Saved entries
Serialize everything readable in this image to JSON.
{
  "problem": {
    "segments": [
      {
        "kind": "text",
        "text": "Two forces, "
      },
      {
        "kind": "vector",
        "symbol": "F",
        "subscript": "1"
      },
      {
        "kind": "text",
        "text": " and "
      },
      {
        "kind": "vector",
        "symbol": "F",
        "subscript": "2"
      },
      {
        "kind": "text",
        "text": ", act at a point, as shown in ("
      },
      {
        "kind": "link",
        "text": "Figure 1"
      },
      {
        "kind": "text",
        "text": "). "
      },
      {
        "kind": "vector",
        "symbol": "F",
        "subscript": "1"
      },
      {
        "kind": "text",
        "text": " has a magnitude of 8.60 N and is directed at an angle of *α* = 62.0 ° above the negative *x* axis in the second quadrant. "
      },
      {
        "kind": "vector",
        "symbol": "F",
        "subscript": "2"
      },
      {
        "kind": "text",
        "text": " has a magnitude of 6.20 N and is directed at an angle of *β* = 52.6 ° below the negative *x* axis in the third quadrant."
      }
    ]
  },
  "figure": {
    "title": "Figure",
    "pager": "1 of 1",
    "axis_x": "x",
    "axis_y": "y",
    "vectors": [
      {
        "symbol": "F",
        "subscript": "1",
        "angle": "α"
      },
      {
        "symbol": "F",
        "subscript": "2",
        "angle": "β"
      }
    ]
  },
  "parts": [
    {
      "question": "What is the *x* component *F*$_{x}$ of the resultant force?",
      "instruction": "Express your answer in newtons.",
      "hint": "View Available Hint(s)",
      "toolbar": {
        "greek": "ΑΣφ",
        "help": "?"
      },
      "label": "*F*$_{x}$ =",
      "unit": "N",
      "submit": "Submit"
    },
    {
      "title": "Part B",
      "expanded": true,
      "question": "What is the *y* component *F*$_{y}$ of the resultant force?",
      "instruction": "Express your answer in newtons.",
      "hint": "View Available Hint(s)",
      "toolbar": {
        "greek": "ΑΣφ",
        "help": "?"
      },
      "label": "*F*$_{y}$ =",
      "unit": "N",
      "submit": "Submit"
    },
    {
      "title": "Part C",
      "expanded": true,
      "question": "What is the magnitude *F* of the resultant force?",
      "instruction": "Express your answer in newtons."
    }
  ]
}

• GOAL OF THE EXERCISE: Return each line of the data exactly as written above.

• SOLUTION TO THIS EXERCISE:
Serialize everything readable in this image to JSON.
{
  "problem": {
    "segments": [
      {
        "kind": "text",
        "text": "Two forces, "
      },
      {
        "kind": "vector",
        "symbol": "F",
        "subscript": "1"
      },
      {
        "kind": "text",
        "text": " and "
      },
      {
        "kind": "vector",
        "symbol": "F",
        "subscript": "2"
      },
      {
        "kind": "text",
        "text": ", act at a point, as shown in ("
      },
      {
        "kind": "link",
        "text": "Figure 1"
      },
      {
        "kind": "text",
        "text": "). "
      },
      {
        "kind": "vector",
        "symbol": "F",
        "subscript": "1"
      },
      {
        "kind": "text",
        "text": " has a magnitude of 8.60 N and is directed at an angle of *α* = 62.0 ° above the negative *x* axis in the second quadrant. "
      },
      {
        "kind": "vector",
        "symbol": "F",
        "subscript": "2"
      },
      {
        "kind": "text",
        "text": " has a magnitude of 6.20 N and is directed at an angle of *β* = 52.6 ° below the negative *x* axis in the third quadrant."
      }
    ]
  },
  "figure": {
    "title": "Figure",
    "pager": "1 of 1",
    "axis_x": "x",
    "axis_y": "y",
    "vectors": [
      {
        "symbol": "F",
        "subscript": "1",
        "angle": "α"
      },
      {
        "symbol": "F",
        "subscript": "2",
        "angle": "β"
      }
    ]
  },
  "parts": [
    {
      "question": "What is the *x* component *F*$_{x}$ of the resultant force?",
      "instruction": "Express your answer in newtons.",
      "hint": "View Available Hint(s)",
      "toolbar": {
        "greek": "ΑΣφ",
        "help": "?"
      },
      "label": "*F*$_{x}$ =",
      "unit": "N",
      "submit": "Submit"
    },
    {
      "title": "Part B",
      "expanded": true,
      "question": "What is the *y* component *F*$_{y}$ of the resultant force?",
      "instruction": "Express your answer in newtons.",
      "hint": "View Available Hint(s)",
      "toolbar": {
        "greek": "ΑΣφ",
        "help": "?"
      },
      "label": "*F*$_{y}$ =",
      "unit": "N",
      "submit": "Submit"
    },
    {
      "title": "Part C",
      "expanded": true,
      "question": "What is the magnitude *F* of the resultant force?",
      "instruction": "Express your answer in newtons."
    }
  ]
}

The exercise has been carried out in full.